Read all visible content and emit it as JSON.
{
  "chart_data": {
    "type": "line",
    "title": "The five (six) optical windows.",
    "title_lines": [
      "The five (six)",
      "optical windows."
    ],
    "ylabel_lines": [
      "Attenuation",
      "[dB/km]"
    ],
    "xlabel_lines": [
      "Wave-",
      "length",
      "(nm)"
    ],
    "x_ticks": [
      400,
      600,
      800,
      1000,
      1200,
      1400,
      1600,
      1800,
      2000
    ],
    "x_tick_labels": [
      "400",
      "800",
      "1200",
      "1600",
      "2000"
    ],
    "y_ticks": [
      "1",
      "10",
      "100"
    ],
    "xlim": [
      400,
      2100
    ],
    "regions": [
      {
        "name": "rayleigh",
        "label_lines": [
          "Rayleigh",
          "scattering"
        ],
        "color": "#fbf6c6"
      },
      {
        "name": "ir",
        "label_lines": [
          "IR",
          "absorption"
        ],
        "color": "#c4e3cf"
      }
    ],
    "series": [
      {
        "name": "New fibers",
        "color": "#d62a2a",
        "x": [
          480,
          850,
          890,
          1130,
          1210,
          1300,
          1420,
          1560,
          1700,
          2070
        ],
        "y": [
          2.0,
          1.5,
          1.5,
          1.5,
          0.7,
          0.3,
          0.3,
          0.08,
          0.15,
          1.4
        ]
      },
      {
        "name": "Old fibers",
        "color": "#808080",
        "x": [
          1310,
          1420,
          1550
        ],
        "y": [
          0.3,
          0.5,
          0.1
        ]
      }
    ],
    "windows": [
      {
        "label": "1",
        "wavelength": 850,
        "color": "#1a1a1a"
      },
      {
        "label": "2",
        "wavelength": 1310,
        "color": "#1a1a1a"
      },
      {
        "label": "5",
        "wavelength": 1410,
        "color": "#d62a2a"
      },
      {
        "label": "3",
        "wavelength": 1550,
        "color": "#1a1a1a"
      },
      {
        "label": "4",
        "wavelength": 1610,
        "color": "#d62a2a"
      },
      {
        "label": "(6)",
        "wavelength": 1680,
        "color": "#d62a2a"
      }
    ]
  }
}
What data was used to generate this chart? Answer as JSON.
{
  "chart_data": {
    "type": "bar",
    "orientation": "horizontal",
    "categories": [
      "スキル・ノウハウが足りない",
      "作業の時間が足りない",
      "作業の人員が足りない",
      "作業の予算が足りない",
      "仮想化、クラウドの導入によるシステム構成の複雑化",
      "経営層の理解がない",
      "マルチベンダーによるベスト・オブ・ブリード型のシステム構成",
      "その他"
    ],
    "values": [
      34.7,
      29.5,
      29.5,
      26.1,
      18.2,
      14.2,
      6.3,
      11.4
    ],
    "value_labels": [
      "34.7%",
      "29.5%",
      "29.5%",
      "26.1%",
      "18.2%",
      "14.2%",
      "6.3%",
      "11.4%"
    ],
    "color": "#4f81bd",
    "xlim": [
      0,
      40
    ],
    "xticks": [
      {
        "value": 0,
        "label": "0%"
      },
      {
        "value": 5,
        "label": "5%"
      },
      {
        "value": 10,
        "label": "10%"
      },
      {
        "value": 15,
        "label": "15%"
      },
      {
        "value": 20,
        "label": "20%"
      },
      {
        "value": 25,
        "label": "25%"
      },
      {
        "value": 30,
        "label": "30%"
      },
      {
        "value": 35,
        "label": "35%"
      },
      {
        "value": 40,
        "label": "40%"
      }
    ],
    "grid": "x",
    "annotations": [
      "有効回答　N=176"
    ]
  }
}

▶ [Directions]:
Write an exact transcription of every entry above.

▶ [Correct result]:
Read all visible content and emit it as JSON.
{
  "chart_data": {
    "type": "line",
    "title": "The five (six) optical windows.",
    "title_lines": [
      "The five (six)",
      "optical windows."
    ],
    "ylabel_lines": [
      "Attenuation",
      "[dB/km]"
    ],
    "xlabel_lines": [
      "Wave-",
      "length",
      "(nm)"
    ],
    "x_ticks": [
      400,
      600,
      800,
      1000,
      1200,
      1400,
      1600,
      1800,
      2000
    ],
    "x_tick_labels": [
      "400",
      "800",
      "1200",
      "1600",
      "2000"
    ],
    "y_ticks": [
      "1",
      "10",
      "100"
    ],
    "xlim": [
      400,
      2100
    ],
    "regions": [
      {
        "name": "rayleigh",
        "label_lines": [
          "Rayleigh",
          "scattering"
        ],
        "color": "#fbf6c6"
      },
      {
        "name": "ir",
        "label_lines": [
          "IR",
          "absorption"
        ],
        "color": "#c4e3cf"
      }
    ],
    "series": [
      {
        "name": "New fibers",
        "color": "#d62a2a",
        "x": [
          480,
          850,
          890,
          1130,
          1210,
          1300,
          1420,
          1560,
          1700,
          2070
        ],
        "y": [
          2.0,
          1.5,
          1.5,
          1.5,
          0.7,
          0.3,
          0.3,
          0.08,
          0.15,
          1.4
        ]
      },
      {
        "name": "Old fibers",
        "color": "#808080",
        "x": [
          1310,
          1420,
          1550
        ],
        "y": [
          0.3,
          0.5,
          0.1
        ]
      }
    ],
    "windows": [
      {
        "label": "1",
        "wavelength": 850,
        "color": "#1a1a1a"
      },
      {
        "label": "2",
        "wavelength": 1310,
        "color": "#1a1a1a"
      },
      {
        "label": "5",
        "wavelength": 1410,
        "color": "#d62a2a"
      },
      {
        "label": "3",
        "wavelength": 1550,
        "color": "#1a1a1a"
      },
      {
        "label": "4",
        "wavelength": 1610,
        "color": "#d62a2a"
      },
      {
        "label": "(6)",
        "wavelength": 1680,
        "color": "#d62a2a"
      }
    ]
  }
}
What data was used to generate this chart? Answer as JSON.
{
  "chart_data": {
    "type": "bar",
    "orientation": "horizontal",
    "categories": [
      "スキル・ノウハウが足りない",
      "作業の時間が足りない",
      "作業の人員が足りない",
      "作業の予算が足りない",
      "仮想化、クラウドの導入によるシステム構成の複雑化",
      "経営層の理解がない",
      "マルチベンダーによるベスト・オブ・ブリード型のシステム構成",
      "その他"
    ],
    "values": [
      34.7,
      29.5,
      29.5,
      26.1,
      18.2,
      14.2,
      6.3,
      11.4
    ],
    "value_labels": [
      "34.7%",
      "29.5%",
      "29.5%",
      "26.1%",
      "18.2%",
      "14.2%",
      "6.3%",
      "11.4%"
    ],
    "color": "#4f81bd",
    "xlim": [
      0,
      40
    ],
    "xticks": [
      {
        "value": 0,
        "label": "0%"
      },
      {
        "value": 5,
        "label": "5%"
      },
      {
        "value": 10,
        "label": "10%"
      },
      {
        "value": 15,
        "label": "15%"
      },
      {
        "value": 20,
        "label": "20%"
      },
      {
        "value": 25,
        "label": "25%"
      },
      {
        "value": 30,
        "label": "30%"
      },
      {
        "value": 35,
        "label": "35%"
      },
      {
        "value": 40,
        "label": "40%"
      }
    ],
    "grid": "x",
    "annotations": [
      "有効回答　N=176"
    ]
  }
}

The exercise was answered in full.